**** Stored data ****

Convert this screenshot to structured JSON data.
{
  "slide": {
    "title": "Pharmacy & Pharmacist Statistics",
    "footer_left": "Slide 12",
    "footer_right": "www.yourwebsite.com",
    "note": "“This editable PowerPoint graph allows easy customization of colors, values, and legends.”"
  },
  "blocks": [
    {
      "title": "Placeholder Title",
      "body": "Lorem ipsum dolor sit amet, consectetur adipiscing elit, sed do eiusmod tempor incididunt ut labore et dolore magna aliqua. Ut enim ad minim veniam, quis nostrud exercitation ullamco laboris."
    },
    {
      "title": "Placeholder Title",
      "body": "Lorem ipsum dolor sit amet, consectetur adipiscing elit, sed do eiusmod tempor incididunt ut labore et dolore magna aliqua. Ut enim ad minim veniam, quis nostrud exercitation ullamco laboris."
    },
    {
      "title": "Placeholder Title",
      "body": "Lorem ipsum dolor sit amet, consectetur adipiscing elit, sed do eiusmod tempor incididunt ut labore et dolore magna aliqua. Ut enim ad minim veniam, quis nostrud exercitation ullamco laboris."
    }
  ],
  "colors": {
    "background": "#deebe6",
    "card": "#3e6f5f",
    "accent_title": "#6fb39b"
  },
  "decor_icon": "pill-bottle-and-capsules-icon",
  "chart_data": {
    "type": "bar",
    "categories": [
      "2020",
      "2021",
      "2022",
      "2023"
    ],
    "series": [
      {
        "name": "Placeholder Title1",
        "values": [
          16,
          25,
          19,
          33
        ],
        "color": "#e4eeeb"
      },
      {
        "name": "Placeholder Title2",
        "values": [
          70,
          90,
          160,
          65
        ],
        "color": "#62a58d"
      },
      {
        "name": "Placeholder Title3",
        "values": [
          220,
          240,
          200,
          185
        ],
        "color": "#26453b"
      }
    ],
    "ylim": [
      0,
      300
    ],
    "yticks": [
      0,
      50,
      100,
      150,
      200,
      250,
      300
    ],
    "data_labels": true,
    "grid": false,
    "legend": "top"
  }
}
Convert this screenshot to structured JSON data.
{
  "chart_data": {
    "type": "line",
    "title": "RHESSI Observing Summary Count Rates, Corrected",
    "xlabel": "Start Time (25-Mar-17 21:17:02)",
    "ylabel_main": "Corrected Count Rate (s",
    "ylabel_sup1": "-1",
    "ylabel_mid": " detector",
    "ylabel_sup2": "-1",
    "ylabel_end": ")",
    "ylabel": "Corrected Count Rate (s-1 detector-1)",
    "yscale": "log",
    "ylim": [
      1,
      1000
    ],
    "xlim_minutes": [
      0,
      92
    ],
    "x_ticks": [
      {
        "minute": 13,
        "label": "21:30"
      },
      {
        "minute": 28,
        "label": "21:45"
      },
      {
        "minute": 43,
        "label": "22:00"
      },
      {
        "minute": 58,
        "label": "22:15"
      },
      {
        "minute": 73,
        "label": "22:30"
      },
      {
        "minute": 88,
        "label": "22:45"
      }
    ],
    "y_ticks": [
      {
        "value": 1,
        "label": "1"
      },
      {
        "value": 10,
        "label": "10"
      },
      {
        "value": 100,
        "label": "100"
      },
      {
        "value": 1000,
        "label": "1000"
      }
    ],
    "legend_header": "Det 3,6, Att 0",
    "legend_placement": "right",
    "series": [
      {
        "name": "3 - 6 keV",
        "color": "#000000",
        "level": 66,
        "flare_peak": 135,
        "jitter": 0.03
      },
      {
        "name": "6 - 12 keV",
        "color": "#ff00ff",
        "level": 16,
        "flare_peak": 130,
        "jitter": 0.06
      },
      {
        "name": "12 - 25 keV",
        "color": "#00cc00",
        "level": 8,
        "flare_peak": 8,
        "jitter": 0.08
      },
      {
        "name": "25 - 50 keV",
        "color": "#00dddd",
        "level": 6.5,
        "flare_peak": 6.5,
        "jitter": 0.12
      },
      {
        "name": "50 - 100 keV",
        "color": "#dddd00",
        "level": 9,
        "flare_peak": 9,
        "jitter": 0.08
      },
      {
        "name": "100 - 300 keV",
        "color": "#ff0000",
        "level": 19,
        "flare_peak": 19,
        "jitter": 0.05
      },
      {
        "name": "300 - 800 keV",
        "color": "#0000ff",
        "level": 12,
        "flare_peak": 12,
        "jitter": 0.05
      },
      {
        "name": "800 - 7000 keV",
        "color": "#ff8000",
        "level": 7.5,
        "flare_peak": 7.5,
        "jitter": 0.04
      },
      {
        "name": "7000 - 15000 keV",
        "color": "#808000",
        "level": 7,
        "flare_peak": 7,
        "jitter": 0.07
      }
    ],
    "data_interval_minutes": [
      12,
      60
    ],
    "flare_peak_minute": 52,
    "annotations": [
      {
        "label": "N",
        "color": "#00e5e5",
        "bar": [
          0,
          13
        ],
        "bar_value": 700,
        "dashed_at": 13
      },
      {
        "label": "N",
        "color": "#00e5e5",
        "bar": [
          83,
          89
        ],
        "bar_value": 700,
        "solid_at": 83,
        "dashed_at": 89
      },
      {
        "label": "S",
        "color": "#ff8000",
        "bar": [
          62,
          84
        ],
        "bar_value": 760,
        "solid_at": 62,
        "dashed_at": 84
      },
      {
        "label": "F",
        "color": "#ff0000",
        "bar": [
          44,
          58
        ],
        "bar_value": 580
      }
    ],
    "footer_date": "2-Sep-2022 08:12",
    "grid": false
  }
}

****

■ What the task requires ■
In the listing above, find each line with the word "detector" and copy it.

■ Task result ■
    "ylabel_mid": " detector",
    "ylabel": "Corrected Count Rate (s-1 detector-1)",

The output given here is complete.